(Task objective)
Show all lines that include the string "text"; copy each one.

(Records shown)

-- start --

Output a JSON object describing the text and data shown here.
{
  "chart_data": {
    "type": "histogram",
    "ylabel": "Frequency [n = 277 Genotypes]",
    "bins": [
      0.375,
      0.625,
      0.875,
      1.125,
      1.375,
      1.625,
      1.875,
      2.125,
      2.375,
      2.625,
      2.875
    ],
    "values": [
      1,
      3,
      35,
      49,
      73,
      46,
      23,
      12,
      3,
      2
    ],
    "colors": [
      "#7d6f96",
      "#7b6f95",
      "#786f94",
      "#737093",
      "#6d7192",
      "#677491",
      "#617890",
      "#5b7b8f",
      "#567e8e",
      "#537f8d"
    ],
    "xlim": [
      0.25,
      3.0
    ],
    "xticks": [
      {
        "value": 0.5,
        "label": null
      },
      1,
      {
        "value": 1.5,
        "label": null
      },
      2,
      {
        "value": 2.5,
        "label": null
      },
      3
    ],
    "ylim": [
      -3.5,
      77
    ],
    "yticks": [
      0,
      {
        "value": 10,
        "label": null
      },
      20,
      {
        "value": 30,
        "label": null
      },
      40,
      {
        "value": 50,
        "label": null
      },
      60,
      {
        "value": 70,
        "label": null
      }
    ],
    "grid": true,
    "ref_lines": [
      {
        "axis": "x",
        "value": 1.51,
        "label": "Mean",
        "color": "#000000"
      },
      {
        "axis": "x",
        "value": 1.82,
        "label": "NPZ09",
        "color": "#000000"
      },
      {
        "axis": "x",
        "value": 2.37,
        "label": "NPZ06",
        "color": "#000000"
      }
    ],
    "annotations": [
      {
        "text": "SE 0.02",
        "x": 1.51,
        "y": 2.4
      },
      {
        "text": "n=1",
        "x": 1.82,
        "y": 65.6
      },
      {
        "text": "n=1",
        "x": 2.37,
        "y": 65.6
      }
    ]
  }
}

-- end --

(Output of the task)
Output a JSON object describing the text and data shown here.
        "text": "SE 0.02",
        "text": "n=1",
        "text": "n=1",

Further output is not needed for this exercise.